TASK DETAILS:
Only a number is wanted: the count of lines in this listing that contain "Exchanges".

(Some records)
Start

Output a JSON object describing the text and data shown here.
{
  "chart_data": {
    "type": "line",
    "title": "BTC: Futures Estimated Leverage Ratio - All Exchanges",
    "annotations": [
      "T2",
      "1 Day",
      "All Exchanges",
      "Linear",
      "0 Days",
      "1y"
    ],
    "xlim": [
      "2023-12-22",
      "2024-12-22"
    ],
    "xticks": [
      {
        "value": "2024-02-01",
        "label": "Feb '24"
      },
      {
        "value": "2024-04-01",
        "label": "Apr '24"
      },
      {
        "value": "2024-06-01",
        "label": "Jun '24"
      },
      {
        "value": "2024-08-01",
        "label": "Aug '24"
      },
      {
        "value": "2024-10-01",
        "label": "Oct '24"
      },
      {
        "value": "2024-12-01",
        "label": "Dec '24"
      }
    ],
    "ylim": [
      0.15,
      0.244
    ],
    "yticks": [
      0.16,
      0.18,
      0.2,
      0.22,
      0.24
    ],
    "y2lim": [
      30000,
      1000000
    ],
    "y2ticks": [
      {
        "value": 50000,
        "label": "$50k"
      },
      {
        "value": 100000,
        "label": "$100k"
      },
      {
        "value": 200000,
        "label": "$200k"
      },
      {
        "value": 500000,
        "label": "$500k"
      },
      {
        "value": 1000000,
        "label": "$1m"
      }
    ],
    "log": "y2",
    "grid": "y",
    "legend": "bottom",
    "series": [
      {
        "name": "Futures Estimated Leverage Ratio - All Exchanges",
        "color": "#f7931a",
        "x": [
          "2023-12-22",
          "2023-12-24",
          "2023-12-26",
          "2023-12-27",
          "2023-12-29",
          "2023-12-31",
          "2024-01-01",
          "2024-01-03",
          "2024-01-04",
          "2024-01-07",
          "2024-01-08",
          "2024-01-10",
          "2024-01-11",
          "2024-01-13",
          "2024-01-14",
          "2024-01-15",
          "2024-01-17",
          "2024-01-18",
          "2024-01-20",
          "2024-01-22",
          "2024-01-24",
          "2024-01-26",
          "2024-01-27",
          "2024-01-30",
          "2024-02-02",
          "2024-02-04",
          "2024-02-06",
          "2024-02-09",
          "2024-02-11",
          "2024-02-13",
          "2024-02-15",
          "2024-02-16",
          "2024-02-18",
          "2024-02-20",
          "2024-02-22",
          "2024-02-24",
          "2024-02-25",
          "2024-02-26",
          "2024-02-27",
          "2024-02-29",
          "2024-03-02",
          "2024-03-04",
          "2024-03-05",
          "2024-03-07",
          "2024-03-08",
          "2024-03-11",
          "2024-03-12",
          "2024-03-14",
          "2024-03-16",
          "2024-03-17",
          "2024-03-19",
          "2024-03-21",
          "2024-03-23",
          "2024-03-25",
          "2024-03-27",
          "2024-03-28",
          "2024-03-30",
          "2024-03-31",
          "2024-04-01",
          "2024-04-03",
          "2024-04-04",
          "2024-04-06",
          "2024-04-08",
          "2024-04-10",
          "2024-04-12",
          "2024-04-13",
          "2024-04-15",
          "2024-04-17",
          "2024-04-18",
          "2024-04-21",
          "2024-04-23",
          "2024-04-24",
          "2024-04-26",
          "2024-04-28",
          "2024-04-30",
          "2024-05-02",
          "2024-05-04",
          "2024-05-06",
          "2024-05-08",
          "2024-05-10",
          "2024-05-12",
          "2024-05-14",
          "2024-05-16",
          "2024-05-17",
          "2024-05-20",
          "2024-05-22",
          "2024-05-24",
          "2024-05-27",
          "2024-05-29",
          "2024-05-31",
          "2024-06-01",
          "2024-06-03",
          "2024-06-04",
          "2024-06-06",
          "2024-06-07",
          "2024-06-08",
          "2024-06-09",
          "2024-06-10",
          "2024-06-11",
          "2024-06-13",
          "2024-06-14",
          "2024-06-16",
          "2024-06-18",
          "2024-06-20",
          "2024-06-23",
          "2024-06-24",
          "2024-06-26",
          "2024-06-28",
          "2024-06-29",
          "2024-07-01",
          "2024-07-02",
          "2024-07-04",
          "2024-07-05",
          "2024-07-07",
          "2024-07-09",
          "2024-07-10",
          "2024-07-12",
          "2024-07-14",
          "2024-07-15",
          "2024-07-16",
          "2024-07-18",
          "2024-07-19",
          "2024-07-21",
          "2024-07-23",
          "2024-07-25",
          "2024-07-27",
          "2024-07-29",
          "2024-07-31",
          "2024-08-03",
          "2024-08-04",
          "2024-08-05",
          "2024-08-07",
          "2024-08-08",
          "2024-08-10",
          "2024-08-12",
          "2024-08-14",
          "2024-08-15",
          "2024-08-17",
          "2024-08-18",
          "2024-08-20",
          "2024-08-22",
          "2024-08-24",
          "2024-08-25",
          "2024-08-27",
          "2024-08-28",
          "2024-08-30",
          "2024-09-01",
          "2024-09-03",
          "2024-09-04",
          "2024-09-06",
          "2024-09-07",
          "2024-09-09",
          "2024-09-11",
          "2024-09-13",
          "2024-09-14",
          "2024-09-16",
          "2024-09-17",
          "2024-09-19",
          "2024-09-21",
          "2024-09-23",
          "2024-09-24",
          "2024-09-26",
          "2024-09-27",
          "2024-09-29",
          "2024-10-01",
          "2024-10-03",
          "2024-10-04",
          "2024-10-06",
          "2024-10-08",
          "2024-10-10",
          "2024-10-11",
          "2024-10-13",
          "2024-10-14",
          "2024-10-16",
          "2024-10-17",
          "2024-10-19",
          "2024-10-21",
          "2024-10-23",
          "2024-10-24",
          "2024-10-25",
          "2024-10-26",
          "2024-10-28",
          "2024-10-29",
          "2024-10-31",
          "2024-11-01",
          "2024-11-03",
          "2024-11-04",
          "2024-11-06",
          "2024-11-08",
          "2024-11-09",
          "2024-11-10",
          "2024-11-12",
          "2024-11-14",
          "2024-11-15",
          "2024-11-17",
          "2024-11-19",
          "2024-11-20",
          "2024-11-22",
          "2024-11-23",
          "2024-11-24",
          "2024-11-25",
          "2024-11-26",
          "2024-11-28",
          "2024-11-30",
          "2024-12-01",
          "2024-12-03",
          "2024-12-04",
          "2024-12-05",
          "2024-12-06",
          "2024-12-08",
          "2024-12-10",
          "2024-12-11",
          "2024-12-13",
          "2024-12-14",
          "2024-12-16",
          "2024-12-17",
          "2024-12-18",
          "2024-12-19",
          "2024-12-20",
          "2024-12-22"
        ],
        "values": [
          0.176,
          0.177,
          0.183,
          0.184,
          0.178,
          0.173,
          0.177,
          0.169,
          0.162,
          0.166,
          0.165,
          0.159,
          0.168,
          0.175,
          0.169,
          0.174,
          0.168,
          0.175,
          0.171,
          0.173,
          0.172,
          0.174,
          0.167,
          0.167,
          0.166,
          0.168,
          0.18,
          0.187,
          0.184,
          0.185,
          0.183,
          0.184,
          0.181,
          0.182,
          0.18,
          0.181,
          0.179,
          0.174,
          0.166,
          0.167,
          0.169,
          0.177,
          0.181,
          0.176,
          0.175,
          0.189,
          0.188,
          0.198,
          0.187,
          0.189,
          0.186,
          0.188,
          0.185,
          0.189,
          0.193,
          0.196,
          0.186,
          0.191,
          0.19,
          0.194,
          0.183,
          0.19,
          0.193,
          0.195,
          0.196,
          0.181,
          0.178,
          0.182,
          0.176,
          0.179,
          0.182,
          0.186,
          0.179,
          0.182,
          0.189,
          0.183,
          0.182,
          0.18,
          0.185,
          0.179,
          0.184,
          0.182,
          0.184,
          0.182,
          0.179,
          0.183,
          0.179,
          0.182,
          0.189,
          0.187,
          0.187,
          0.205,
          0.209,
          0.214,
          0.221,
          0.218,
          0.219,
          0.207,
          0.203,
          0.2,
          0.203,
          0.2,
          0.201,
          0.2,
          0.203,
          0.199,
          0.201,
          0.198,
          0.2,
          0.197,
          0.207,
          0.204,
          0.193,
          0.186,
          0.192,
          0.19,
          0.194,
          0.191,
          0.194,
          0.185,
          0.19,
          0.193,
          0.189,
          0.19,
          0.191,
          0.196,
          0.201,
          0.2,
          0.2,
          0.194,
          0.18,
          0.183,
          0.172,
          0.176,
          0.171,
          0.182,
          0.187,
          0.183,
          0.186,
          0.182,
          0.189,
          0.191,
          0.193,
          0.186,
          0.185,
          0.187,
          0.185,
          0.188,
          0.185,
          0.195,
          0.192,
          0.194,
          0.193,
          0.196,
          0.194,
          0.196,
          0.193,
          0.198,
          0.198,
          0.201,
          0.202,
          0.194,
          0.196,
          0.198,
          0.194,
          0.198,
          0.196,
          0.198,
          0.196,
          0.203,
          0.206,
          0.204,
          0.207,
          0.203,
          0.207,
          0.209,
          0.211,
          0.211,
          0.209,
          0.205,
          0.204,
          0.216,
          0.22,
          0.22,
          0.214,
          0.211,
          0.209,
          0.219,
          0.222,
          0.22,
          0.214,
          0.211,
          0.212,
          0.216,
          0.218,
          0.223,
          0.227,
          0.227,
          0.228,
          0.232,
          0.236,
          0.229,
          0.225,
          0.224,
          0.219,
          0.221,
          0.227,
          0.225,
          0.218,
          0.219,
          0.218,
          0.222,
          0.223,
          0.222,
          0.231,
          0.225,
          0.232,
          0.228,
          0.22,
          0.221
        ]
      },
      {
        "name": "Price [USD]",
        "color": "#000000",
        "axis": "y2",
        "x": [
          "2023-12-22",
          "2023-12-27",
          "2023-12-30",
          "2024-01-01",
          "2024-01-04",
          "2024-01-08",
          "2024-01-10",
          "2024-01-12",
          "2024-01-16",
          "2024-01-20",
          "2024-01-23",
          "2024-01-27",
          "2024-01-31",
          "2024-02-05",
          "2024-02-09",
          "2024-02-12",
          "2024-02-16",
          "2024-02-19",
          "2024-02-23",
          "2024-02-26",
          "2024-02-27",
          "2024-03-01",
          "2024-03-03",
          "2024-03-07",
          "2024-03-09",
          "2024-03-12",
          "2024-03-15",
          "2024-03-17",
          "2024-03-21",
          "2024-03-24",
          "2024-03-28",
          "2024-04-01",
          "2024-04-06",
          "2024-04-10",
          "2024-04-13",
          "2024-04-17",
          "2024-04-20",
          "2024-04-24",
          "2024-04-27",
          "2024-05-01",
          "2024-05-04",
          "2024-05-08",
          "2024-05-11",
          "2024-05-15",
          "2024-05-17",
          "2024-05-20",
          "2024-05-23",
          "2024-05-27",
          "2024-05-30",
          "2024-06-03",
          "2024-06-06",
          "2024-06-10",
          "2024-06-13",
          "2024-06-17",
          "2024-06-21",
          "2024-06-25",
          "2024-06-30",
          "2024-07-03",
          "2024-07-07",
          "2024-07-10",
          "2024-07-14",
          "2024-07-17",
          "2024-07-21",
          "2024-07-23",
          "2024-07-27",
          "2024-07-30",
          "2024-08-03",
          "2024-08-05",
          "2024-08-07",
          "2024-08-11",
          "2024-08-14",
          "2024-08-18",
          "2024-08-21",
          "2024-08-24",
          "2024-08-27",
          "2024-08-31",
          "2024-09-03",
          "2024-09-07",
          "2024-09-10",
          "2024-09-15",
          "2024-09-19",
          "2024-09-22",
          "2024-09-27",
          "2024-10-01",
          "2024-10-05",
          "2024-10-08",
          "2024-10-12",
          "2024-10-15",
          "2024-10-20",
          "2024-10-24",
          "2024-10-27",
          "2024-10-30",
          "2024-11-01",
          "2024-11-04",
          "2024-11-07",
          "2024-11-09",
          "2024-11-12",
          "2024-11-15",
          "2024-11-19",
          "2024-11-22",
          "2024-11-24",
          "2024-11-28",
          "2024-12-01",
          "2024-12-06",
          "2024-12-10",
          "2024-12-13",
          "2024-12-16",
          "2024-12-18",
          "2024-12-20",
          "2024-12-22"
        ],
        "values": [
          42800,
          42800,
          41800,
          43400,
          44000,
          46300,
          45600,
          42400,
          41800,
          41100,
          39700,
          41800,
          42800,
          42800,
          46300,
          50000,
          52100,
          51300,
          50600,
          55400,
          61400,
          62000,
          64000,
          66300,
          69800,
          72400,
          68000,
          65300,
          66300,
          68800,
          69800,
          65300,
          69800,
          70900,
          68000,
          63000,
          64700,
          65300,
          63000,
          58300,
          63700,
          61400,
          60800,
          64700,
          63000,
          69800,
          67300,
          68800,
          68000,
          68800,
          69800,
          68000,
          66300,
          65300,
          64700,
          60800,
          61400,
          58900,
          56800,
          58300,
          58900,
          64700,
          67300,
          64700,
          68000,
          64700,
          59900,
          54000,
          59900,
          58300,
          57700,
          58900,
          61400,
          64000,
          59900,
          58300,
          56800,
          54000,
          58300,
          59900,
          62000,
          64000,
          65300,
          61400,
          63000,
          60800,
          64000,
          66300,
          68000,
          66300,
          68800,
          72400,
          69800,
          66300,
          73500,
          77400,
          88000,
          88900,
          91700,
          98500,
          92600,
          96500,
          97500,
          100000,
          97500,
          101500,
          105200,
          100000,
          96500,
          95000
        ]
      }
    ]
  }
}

End

RESULT OF THE TASK:
3